- _WRITTEN REQUEST_: Only the pictures are left out: repeat the rest of the entries exactly.

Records
— start —
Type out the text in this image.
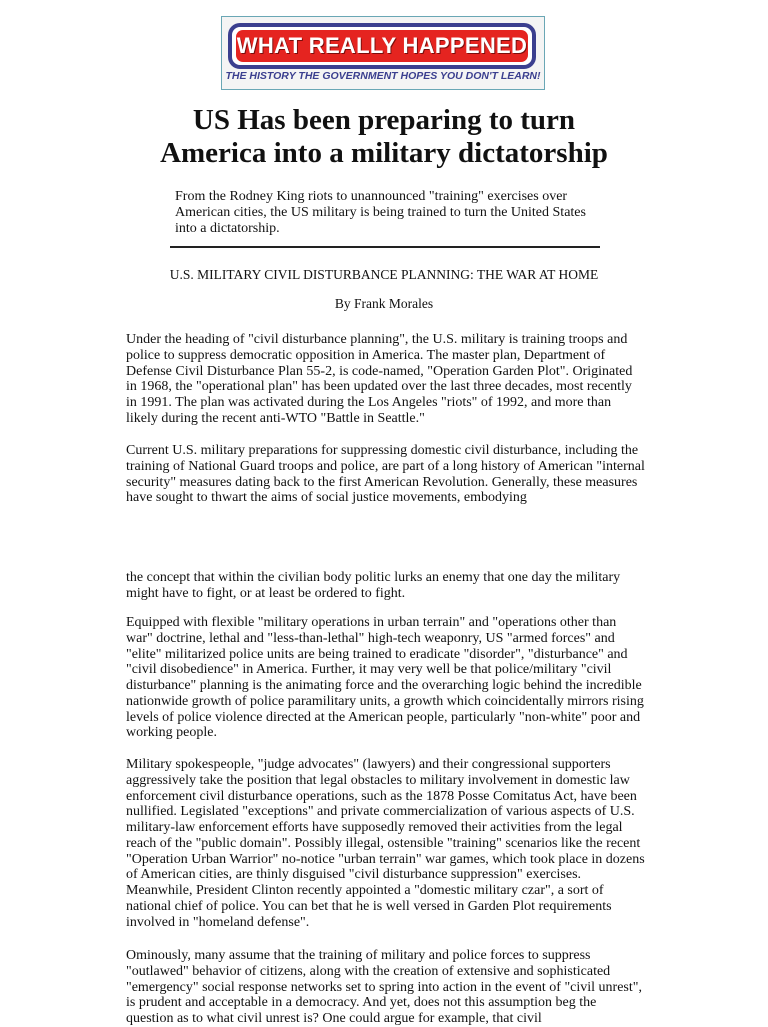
WHAT REALLY HAPPENED
THE HISTORY THE GOVERNMENT HOPES YOU DON'T LEARN!
US Has been preparing to turn
America into a military dictatorship

From the Rodney King riots to unannounced "training" exercises over American cities, the US military is being trained to turn the United States into a dictatorship.

U.S. MILITARY CIVIL DISTURBANCE PLANNING: THE WAR AT HOME

By Frank Morales

Under the heading of "civil disturbance planning", the U.S. military is training troops and police to suppress democratic opposition in America. The master plan, Department of Defense Civil Disturbance Plan 55-2, is code-named, "Operation Garden Plot". Originated in 1968, the "operational plan" has been updated over the last three decades, most recently in 1991. The plan was activated during the Los Angeles "riots" of 1992, and more than likely during the recent anti-WTO "Battle in Seattle."

Current U.S. military preparations for suppressing domestic civil disturbance, including the training of National Guard troops and police, are part of a long history of American "internal security" measures dating back to the first American Revolution. Generally, these measures have sought to thwart the aims of social justice movements, embodying

the concept that within the civilian body politic lurks an enemy that one day the military might have to fight, or at least be ordered to fight.

Equipped with flexible "military operations in urban terrain" and "operations other than war" doctrine, lethal and "less-than-lethal" high-tech weaponry, US "armed forces" and "elite" militarized police units are being trained to eradicate "disorder", "disturbance" and "civil disobedience" in America. Further, it may very well be that police/military "civil disturbance" planning is the animating force and the overarching logic behind the incredible nationwide growth of police paramilitary units, a growth which coincidentally mirrors rising levels of police violence directed at the American people, particularly "non-white" poor and working people.

Military spokespeople, "judge advocates" (lawyers) and their congressional supporters aggressively take the position that legal obstacles to military involvement in domestic law enforcement civil disturbance operations, such as the 1878 Posse Comitatus Act, have been nullified. Legislated "exceptions" and private commercialization of various aspects of U.S. military-law enforcement efforts have supposedly removed their activities from the legal reach of the "public domain". Possibly illegal, ostensible "training" scenarios like the recent "Operation Urban Warrior" no-notice "urban terrain" war games, which took place in dozens of American cities, are thinly disguised "civil disturbance suppression" exercises. Meanwhile, President Clinton recently appointed a "domestic military czar", a sort of national chief of police. You can bet that he is well versed in Garden Plot requirements involved in "homeland defense".

Ominously, many assume that the training of military and police forces to suppress "outlawed" behavior of citizens, along with the creation of extensive and sophisticated "emergency" social response networks set to spring into action in the event of "civil unrest", is prudent and acceptable in a democracy. And yet, does not this assumption beg the question as to what civil unrest is? One could argue for example, that civil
— end —
- _COMPLETE ANSWER_:
Type out the text in this image.
WHAT REALLY HAPPENED
THE HISTORY THE GOVERNMENT HOPES YOU DON'T LEARN!
US Has been preparing to turn
America into a military dictatorship

From the Rodney King riots to unannounced "training" exercises over American cities, the US military is being trained to turn the United States into a dictatorship.

U.S. MILITARY CIVIL DISTURBANCE PLANNING: THE WAR AT HOME

By Frank Morales

Under the heading of "civil disturbance planning", the U.S. military is training troops and police to suppress democratic opposition in America. The master plan, Department of Defense Civil Disturbance Plan 55-2, is code-named, "Operation Garden Plot". Originated in 1968, the "operational plan" has been updated over the last three decades, most recently in 1991. The plan was activated during the Los Angeles "riots" of 1992, and more than likely during the recent anti-WTO "Battle in Seattle."

Current U.S. military preparations for suppressing domestic civil disturbance, including the training of National Guard troops and police, are part of a long history of American "internal security" measures dating back to the first American Revolution. Generally, these measures have sought to thwart the aims of social justice movements, embodying

the concept that within the civilian body politic lurks an enemy that one day the military might have to fight, or at least be ordered to fight.

Equipped with flexible "military operations in urban terrain" and "operations other than war" doctrine, lethal and "less-than-lethal" high-tech weaponry, US "armed forces" and "elite" militarized police units are being trained to eradicate "disorder", "disturbance" and "civil disobedience" in America. Further, it may very well be that police/military "civil disturbance" planning is the animating force and the overarching logic behind the incredible nationwide growth of police paramilitary units, a growth which coincidentally mirrors rising levels of police violence directed at the American people, particularly "non-white" poor and working people.

Military spokespeople, "judge advocates" (lawyers) and their congressional supporters aggressively take the position that legal obstacles to military involvement in domestic law enforcement civil disturbance operations, such as the 1878 Posse Comitatus Act, have been nullified. Legislated "exceptions" and private commercialization of various aspects of U.S. military-law enforcement efforts have supposedly removed their activities from the legal reach of the "public domain". Possibly illegal, ostensible "training" scenarios like the recent "Operation Urban Warrior" no-notice "urban terrain" war games, which took place in dozens of American cities, are thinly disguised "civil disturbance suppression" exercises. Meanwhile, President Clinton recently appointed a "domestic military czar", a sort of national chief of police. You can bet that he is well versed in Garden Plot requirements involved in "homeland defense".

Ominously, many assume that the training of military and police forces to suppress "outlawed" behavior of citizens, along with the creation of extensive and sophisticated "emergency" social response networks set to spring into action in the event of "civil unrest", is prudent and acceptable in a democracy. And yet, does not this assumption beg the question as to what civil unrest is? One could argue for example, that civil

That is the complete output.